Aim of the exercise:
Scan the data below and report how many lines include the word "ylabel". Nothing else is wanted.

** begin **

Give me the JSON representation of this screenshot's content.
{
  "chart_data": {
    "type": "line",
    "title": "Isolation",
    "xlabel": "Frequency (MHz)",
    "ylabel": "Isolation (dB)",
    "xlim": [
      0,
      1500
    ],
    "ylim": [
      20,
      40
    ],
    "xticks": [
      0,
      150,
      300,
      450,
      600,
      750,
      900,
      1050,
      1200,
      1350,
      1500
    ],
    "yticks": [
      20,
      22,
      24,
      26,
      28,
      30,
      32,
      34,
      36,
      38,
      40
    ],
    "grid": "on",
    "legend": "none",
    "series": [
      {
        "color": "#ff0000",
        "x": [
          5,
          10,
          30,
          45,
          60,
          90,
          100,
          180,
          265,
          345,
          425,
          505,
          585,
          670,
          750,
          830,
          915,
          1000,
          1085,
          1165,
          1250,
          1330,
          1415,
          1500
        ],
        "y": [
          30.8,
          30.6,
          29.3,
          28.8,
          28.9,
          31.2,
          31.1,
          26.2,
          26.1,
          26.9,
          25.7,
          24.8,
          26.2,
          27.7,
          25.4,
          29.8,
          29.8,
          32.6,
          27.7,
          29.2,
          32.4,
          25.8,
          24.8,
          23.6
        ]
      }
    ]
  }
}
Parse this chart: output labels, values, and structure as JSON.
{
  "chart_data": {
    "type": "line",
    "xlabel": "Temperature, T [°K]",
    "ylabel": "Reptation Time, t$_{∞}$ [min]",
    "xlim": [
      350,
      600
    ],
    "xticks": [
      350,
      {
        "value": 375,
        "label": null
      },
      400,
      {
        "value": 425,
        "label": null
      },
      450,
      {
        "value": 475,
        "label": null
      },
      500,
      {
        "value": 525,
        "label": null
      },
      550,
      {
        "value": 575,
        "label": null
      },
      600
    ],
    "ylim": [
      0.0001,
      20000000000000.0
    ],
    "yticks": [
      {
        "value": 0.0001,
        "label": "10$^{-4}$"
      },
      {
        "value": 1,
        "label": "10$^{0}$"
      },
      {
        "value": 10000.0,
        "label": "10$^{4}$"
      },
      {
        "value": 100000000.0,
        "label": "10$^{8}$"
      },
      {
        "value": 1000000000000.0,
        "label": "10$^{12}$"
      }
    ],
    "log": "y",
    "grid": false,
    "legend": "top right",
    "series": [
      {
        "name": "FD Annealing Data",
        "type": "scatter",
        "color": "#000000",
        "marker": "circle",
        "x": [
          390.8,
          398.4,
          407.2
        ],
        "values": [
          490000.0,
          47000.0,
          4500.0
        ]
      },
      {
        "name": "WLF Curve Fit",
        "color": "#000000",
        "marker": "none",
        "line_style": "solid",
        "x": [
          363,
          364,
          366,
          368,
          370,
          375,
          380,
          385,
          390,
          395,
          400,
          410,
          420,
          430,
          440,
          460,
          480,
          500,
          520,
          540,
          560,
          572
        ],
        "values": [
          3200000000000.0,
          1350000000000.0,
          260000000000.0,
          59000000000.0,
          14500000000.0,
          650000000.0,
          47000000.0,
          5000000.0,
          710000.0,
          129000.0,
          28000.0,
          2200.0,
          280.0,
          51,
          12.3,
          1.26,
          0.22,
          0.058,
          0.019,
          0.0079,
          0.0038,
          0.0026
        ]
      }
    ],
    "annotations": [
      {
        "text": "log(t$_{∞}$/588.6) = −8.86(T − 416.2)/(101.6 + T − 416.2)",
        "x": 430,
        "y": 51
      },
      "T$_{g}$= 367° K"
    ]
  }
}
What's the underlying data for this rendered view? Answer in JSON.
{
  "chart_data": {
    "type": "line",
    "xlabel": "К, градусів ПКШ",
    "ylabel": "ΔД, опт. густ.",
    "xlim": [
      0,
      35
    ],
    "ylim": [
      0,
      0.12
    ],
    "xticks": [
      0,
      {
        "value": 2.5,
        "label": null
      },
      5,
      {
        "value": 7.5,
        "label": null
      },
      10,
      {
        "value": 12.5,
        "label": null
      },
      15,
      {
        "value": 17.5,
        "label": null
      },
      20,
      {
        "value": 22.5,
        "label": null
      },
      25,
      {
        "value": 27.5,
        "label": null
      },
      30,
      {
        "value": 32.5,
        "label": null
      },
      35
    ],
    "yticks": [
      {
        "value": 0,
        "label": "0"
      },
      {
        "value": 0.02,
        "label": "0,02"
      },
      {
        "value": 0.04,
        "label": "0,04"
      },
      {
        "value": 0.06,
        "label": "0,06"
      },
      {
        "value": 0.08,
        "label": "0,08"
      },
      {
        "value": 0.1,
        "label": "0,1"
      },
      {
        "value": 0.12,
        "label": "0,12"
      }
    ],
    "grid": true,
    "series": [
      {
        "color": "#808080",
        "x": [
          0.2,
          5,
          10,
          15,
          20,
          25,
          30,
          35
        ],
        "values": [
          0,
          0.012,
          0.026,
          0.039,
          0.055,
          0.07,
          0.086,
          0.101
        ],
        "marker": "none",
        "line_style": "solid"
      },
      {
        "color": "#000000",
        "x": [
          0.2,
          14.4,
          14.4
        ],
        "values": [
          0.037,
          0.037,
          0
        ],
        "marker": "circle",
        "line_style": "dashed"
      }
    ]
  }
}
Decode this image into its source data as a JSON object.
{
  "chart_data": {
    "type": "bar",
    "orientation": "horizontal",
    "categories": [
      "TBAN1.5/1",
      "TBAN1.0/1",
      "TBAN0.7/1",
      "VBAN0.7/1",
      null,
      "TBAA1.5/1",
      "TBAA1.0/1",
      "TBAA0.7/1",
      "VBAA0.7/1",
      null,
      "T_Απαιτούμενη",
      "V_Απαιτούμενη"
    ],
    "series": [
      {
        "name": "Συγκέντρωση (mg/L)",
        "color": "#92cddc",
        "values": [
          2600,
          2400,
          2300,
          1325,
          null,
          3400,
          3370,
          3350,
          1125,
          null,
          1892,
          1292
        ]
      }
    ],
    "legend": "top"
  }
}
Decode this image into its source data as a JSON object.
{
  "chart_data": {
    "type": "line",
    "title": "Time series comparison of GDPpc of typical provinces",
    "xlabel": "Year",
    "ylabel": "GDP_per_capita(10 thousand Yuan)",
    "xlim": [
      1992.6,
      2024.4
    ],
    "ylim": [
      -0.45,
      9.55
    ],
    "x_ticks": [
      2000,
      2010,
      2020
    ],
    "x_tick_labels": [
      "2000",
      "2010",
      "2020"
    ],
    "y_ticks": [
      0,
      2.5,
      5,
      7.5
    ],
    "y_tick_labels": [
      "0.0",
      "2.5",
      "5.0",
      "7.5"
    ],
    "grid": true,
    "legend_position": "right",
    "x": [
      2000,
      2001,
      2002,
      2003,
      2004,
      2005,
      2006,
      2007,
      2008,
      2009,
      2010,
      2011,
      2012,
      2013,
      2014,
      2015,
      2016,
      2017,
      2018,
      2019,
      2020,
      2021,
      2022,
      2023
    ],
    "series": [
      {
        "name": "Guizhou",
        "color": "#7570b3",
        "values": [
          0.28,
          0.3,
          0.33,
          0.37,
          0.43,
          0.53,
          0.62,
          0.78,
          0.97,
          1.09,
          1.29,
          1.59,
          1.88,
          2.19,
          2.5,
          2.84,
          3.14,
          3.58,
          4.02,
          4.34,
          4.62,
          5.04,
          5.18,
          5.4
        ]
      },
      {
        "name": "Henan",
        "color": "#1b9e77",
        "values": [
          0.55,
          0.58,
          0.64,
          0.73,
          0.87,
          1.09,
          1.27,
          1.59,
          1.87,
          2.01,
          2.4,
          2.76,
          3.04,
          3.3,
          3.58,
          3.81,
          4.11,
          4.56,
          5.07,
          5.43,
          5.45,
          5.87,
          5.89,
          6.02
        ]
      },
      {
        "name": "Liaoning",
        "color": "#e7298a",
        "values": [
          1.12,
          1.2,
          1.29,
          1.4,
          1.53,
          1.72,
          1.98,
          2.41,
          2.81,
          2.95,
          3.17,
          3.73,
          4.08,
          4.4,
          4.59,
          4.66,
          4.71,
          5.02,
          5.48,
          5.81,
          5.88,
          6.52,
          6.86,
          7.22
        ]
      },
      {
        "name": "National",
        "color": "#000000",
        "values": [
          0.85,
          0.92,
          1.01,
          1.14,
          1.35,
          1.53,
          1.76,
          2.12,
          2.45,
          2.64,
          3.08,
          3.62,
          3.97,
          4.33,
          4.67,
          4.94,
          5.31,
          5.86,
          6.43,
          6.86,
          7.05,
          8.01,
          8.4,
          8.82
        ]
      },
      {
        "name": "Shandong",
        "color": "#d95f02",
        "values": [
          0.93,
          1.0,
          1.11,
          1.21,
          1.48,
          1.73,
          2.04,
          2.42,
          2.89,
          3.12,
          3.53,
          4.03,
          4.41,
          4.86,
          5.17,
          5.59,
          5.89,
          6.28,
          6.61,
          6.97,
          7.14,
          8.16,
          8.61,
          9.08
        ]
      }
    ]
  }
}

** end **

Response to this exercise:
4